### Estratto selezionato:
· · ·

La direttiva prevede che le soglie limite per alcune sostanze inquinanti vengano drasticamente abbassate. Lo stesso verrà chiesto per il numero di giorni di sforamento di quegli stessi limiti. Per i Paesi che non riescono a contenersi, la pena sarà esemplare: viene stabilito che tutti i cittadini danneggiati possano fare causa al governo (o agli enti territoriali coinvolti, questo non è chiaro) e chiedere risarcimenti. Ovvero, il caos: qualunque malato di polmonite potrà con ragione pretendere un indennizzo dallo Stato sostenendo che l’origine sia il tubo di scappamento del vicino. A meno che non si riescano a rispettare tutte le nuove soglie. Ma va detto: non ce la faremo mai.

Entro il 2030 scatteranno le tagliole, anche se con la possibilità di chiedere delle proroghe per delle situazioni particolari. A giudicare dalle rilevazioni effettuate fino a oggi, infatti, per una regione “sfortunata” come la val Padana mettersi in regola sarà semplicemente impossibile. Va detto chiaro: non basterebbe neanche paralizzare il traffico urbano, come dimostra il fatto che neanche durante il lockdown Covid del 2020 si erano visti livelli sufficientemente bassi di Pm10. Per chi non conoscesse il tema, il problema del nord Italia è l’orografia: si tratta di una conca chiusa tra le montagne. C’è poco vento, di conseguenza l’aria ristagna mantenendo le polveri nell’aria.

 

Ovviamente, si tratta di una condizione comune anche ad altre regioni del mondo, ma non a molte. Questo ovviamente non significa che non si possa far nulla: la media di pm10 nell’aria di Milano (per fare un esempio) è passata dai 163 microgrammi per metro cubo del 2002 ai 49 del 2023. Risultati ottenuti con mezzi noti, caldaie e motori meno inquinanti e così via. Tutto ciò all’Europa non basta. Saremo chiamati a non superare una media di 20 microgrammi per metro cubo all’anno, puntando all’obiettivo dello zero assoluto nel 2050. Cifre ragionevoli? Non esattamente Ora, tutti ricorderanno quali erano i volumi di traffico durante il primo lockdown da Covid.

Stando ai dati del Cern, il traffico stradale nelle città si era ridotto fino al 60%. Ecco, non basterebbe neanche questo: durante il periodo più duro della pandemia in Lombardia il Pm10 si era ridotto di poco più del 20%. L’Europa invece ci chiede una riduzione di oltre il 50%. Pura fantasia, ammettendo che si voglia continuare a riscaldare le case... Come dicevamo, esiste una scappatoia: solo e soltanto grazie alle insistenze del governo italiano, il nostro Paese ha la possibilità di iniziare una serrata trattativa per chiedere una proroga al limite del 2030 per il Nord. Vista la tolleranza mostrata fino a oggi (come dimostra il limite per le auto a combustione del 2035 e la conseguente crisi nera del settore) è inutile farsi troppe illusioni.

· · ·

### Record elencati:

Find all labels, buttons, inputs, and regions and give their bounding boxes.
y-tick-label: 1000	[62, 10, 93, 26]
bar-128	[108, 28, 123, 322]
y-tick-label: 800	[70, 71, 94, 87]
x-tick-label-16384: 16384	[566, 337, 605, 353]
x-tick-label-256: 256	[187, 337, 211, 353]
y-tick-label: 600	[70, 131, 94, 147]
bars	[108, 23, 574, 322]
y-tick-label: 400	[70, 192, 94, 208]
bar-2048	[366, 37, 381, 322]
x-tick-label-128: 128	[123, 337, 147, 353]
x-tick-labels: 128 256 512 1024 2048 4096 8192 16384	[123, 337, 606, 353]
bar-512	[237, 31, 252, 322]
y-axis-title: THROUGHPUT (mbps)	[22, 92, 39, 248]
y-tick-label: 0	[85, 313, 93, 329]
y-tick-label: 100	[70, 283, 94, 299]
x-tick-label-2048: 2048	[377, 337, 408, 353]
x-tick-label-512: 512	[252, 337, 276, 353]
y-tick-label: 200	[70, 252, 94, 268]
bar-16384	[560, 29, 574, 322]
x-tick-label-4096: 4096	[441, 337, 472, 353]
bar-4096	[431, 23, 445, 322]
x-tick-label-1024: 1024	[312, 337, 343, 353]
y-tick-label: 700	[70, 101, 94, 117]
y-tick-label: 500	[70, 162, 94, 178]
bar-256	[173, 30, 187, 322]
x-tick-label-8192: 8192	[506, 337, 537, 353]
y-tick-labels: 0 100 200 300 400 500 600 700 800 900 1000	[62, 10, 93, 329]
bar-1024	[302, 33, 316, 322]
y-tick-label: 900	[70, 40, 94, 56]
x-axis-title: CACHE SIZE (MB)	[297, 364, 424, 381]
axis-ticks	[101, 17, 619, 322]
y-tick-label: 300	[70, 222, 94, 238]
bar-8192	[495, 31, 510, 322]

· · ·

### Compito da svolgere:
Rispondi alle seguenti domande in base all'estratto sulla direttiva europea contro l'inquinamento:
1. Entro quale anno scatteranno le tagliole?
2. Quale era la media di Pm10 nell'aria di Milano nel 2002 e nel 2023?
3. Di quanto si era ridotto il Pm10 in Lombardia durante il periodo più duro della pandemia?

### Soluzione:
1. Entro il 2030.
2. Era di 163 microgrammi per metro cubo nel 2002 e di 49 nel 2023.
3. Si era ridotto di poco più del 20%.